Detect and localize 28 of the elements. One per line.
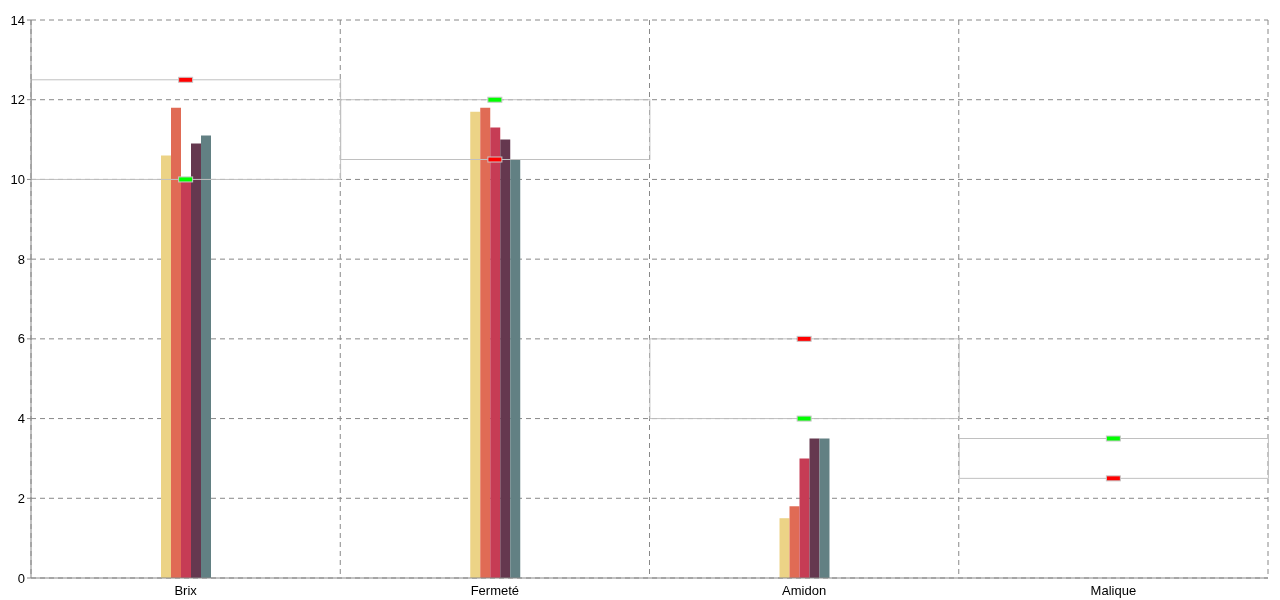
x-tick-label: Amidon: [782, 583, 827, 599]
y-tick-label: 12: [10, 92, 25, 108]
bar: [510, 159, 521, 578]
y-tick-label: 8: [17, 251, 25, 267]
bar: [500, 139, 511, 578]
bar: [789, 506, 800, 578]
bar: [470, 111, 481, 578]
bar: [819, 438, 830, 578]
y-tick-label: 10: [10, 172, 25, 188]
bar: [649, 338, 960, 420]
bar: [161, 155, 171, 578]
y-tick-label: 4: [17, 411, 25, 427]
x-tick-label: Malique: [1090, 583, 1137, 599]
y-tick-label: 14: [10, 12, 25, 28]
x-tick-label: Brix: [174, 583, 198, 599]
y-tick-label: 6: [17, 331, 25, 347]
bar: [480, 107, 491, 578]
bar: [958, 438, 1269, 479]
y-tick-label: 2: [17, 490, 25, 506]
x-tick-label: Fermeté: [470, 583, 520, 599]
bar: [490, 127, 501, 578]
y-tick-label: 0: [17, 570, 25, 586]
bar: [779, 518, 790, 578]
bar: [809, 438, 820, 578]
bar: [799, 458, 810, 578]
bar: [171, 107, 181, 578]
bar: [191, 143, 201, 578]
bar: [201, 135, 211, 578]
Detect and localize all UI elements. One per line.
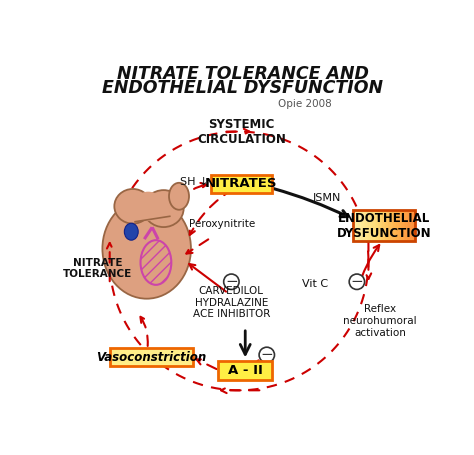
Text: A - II: A - II: [228, 364, 263, 377]
Text: NITRATE
TOLERANCE: NITRATE TOLERANCE: [63, 258, 132, 279]
Bar: [405, 210, 407, 241]
Text: SH ↓: SH ↓: [180, 177, 208, 187]
Bar: [368, 210, 370, 241]
Bar: [379, 210, 381, 241]
Text: ISMN: ISMN: [313, 193, 341, 203]
Bar: [410, 210, 411, 241]
FancyBboxPatch shape: [109, 348, 193, 366]
Bar: [389, 210, 390, 241]
FancyBboxPatch shape: [210, 175, 272, 193]
Ellipse shape: [144, 190, 183, 227]
Bar: [381, 210, 383, 241]
Text: −: −: [260, 348, 273, 362]
Bar: [378, 210, 379, 241]
Bar: [365, 210, 367, 241]
Bar: [367, 210, 368, 241]
Bar: [384, 210, 385, 241]
Text: NITRATES: NITRATES: [205, 177, 278, 191]
Bar: [359, 210, 361, 241]
Bar: [385, 210, 387, 241]
Bar: [401, 210, 402, 241]
Ellipse shape: [124, 223, 138, 240]
Circle shape: [224, 274, 239, 289]
Bar: [409, 210, 410, 241]
Ellipse shape: [114, 189, 151, 223]
Bar: [393, 210, 395, 241]
Text: −: −: [225, 274, 238, 289]
Bar: [355, 210, 356, 241]
Ellipse shape: [102, 198, 191, 298]
Bar: [361, 210, 362, 241]
Bar: [411, 210, 413, 241]
Bar: [373, 210, 374, 241]
FancyBboxPatch shape: [219, 361, 272, 379]
Bar: [358, 210, 359, 241]
Bar: [383, 210, 384, 241]
Bar: [376, 210, 378, 241]
Bar: [372, 210, 373, 241]
Bar: [402, 210, 404, 241]
Text: SYSTEMIC
CIRCULATION: SYSTEMIC CIRCULATION: [197, 117, 286, 146]
Circle shape: [349, 274, 365, 289]
Bar: [399, 210, 401, 241]
Bar: [364, 210, 365, 241]
Bar: [398, 210, 399, 241]
Bar: [404, 210, 405, 241]
Bar: [395, 210, 396, 241]
Text: CARVEDILOL
HYDRALAZINE
ACE INHIBITOR: CARVEDILOL HYDRALAZINE ACE INHIBITOR: [193, 286, 270, 319]
Text: NITRATE TOLERANCE AND: NITRATE TOLERANCE AND: [117, 66, 369, 83]
Text: ENDOTHELIAL DYSFUNCTION: ENDOTHELIAL DYSFUNCTION: [102, 79, 383, 97]
Bar: [413, 210, 415, 241]
Text: ENDOTHELIAL
DYSFUNCTION: ENDOTHELIAL DYSFUNCTION: [337, 212, 431, 239]
Circle shape: [259, 347, 274, 363]
Bar: [396, 210, 398, 241]
Ellipse shape: [169, 183, 189, 210]
Text: Peroxynitrite: Peroxynitrite: [189, 219, 255, 229]
Text: −: −: [350, 274, 363, 289]
Bar: [370, 210, 372, 241]
Bar: [390, 210, 392, 241]
Text: Reflex
neurohumoral
activation: Reflex neurohumoral activation: [343, 304, 417, 338]
Bar: [353, 210, 355, 241]
Text: Vasoconstriction: Vasoconstriction: [96, 351, 206, 364]
Bar: [392, 210, 393, 241]
Bar: [407, 210, 409, 241]
Bar: [374, 210, 376, 241]
Bar: [356, 210, 358, 241]
Ellipse shape: [133, 192, 164, 221]
Bar: [387, 210, 389, 241]
Text: Opie 2008: Opie 2008: [278, 99, 332, 109]
Text: Vit C: Vit C: [302, 279, 328, 289]
Bar: [362, 210, 364, 241]
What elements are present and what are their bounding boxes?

→ **Exercise**
Reproduce all of the items above verbatim and line for line, omitting the pictures.

→ **Exercise answer**
Detect and localize 28 of the elements. One per line.
x-tick-label: Amidon: [782, 583, 827, 599]
y-tick-label: 12: [10, 92, 25, 108]
bar: [510, 159, 521, 578]
y-tick-label: 8: [17, 251, 25, 267]
bar: [500, 139, 511, 578]
bar: [789, 506, 800, 578]
bar: [470, 111, 481, 578]
bar: [819, 438, 830, 578]
y-tick-label: 10: [10, 172, 25, 188]
bar: [649, 338, 960, 420]
bar: [161, 155, 171, 578]
y-tick-label: 4: [17, 411, 25, 427]
x-tick-label: Malique: [1090, 583, 1137, 599]
y-tick-label: 14: [10, 12, 25, 28]
x-tick-label: Brix: [174, 583, 198, 599]
y-tick-label: 6: [17, 331, 25, 347]
bar: [480, 107, 491, 578]
bar: [958, 438, 1269, 479]
y-tick-label: 2: [17, 490, 25, 506]
x-tick-label: Fermeté: [470, 583, 520, 599]
bar: [490, 127, 501, 578]
y-tick-label: 0: [17, 570, 25, 586]
bar: [779, 518, 790, 578]
bar: [809, 438, 820, 578]
bar: [799, 458, 810, 578]
bar: [171, 107, 181, 578]
bar: [191, 143, 201, 578]
bar: [201, 135, 211, 578]
Detect and localize all UI elements. One per line.
Text: A - II: A - II: [228, 364, 263, 377]
Text: NITRATE
TOLERANCE: NITRATE TOLERANCE: [63, 258, 132, 279]
Bar: [405, 210, 407, 241]
Text: SH ↓: SH ↓: [180, 177, 208, 187]
Bar: [368, 210, 370, 241]
Bar: [379, 210, 381, 241]
Text: ISMN: ISMN: [313, 193, 341, 203]
Bar: [410, 210, 411, 241]
FancyBboxPatch shape: [109, 348, 193, 366]
Bar: [389, 210, 390, 241]
FancyBboxPatch shape: [210, 175, 272, 193]
Ellipse shape: [144, 190, 183, 227]
Bar: [381, 210, 383, 241]
Text: −: −: [260, 348, 273, 362]
Bar: [378, 210, 379, 241]
Bar: [365, 210, 367, 241]
Bar: [367, 210, 368, 241]
Bar: [384, 210, 385, 241]
Text: NITRATES: NITRATES: [205, 177, 278, 191]
Bar: [359, 210, 361, 241]
Bar: [385, 210, 387, 241]
Bar: [401, 210, 402, 241]
Ellipse shape: [124, 223, 138, 240]
Circle shape: [224, 274, 239, 289]
Bar: [409, 210, 410, 241]
Ellipse shape: [114, 189, 151, 223]
Bar: [393, 210, 395, 241]
Text: −: −: [225, 274, 238, 289]
Bar: [355, 210, 356, 241]
Ellipse shape: [102, 198, 191, 298]
Bar: [361, 210, 362, 241]
Bar: [411, 210, 413, 241]
Bar: [373, 210, 374, 241]
FancyBboxPatch shape: [219, 361, 272, 379]
Bar: [358, 210, 359, 241]
Bar: [383, 210, 384, 241]
Bar: [376, 210, 378, 241]
Bar: [372, 210, 373, 241]
Bar: [402, 210, 404, 241]
Text: SYSTEMIC
CIRCULATION: SYSTEMIC CIRCULATION: [197, 117, 286, 146]
Circle shape: [349, 274, 365, 289]
Bar: [399, 210, 401, 241]
Bar: [364, 210, 365, 241]
Bar: [398, 210, 399, 241]
Bar: [404, 210, 405, 241]
Bar: [395, 210, 396, 241]
Text: CARVEDILOL
HYDRALAZINE
ACE INHIBITOR: CARVEDILOL HYDRALAZINE ACE INHIBITOR: [193, 286, 270, 319]
Text: NITRATE TOLERANCE AND: NITRATE TOLERANCE AND: [117, 66, 369, 83]
Text: ENDOTHELIAL DYSFUNCTION: ENDOTHELIAL DYSFUNCTION: [102, 79, 383, 97]
Bar: [413, 210, 415, 241]
Text: ENDOTHELIAL
DYSFUNCTION: ENDOTHELIAL DYSFUNCTION: [337, 212, 431, 239]
Circle shape: [259, 347, 274, 363]
Bar: [396, 210, 398, 241]
Ellipse shape: [169, 183, 189, 210]
Text: Peroxynitrite: Peroxynitrite: [189, 219, 255, 229]
Text: −: −: [350, 274, 363, 289]
Bar: [370, 210, 372, 241]
Bar: [390, 210, 392, 241]
Text: Reflex
neurohumoral
activation: Reflex neurohumoral activation: [343, 304, 417, 338]
Bar: [353, 210, 355, 241]
Text: Vasoconstriction: Vasoconstriction: [96, 351, 206, 364]
Bar: [392, 210, 393, 241]
Bar: [407, 210, 409, 241]
Bar: [374, 210, 376, 241]
Bar: [356, 210, 358, 241]
Ellipse shape: [133, 192, 164, 221]
Bar: [387, 210, 389, 241]
Text: Opie 2008: Opie 2008: [278, 99, 332, 109]
Text: Vit C: Vit C: [302, 279, 328, 289]
Bar: [362, 210, 364, 241]
What elements are present and what are their bounding boxes?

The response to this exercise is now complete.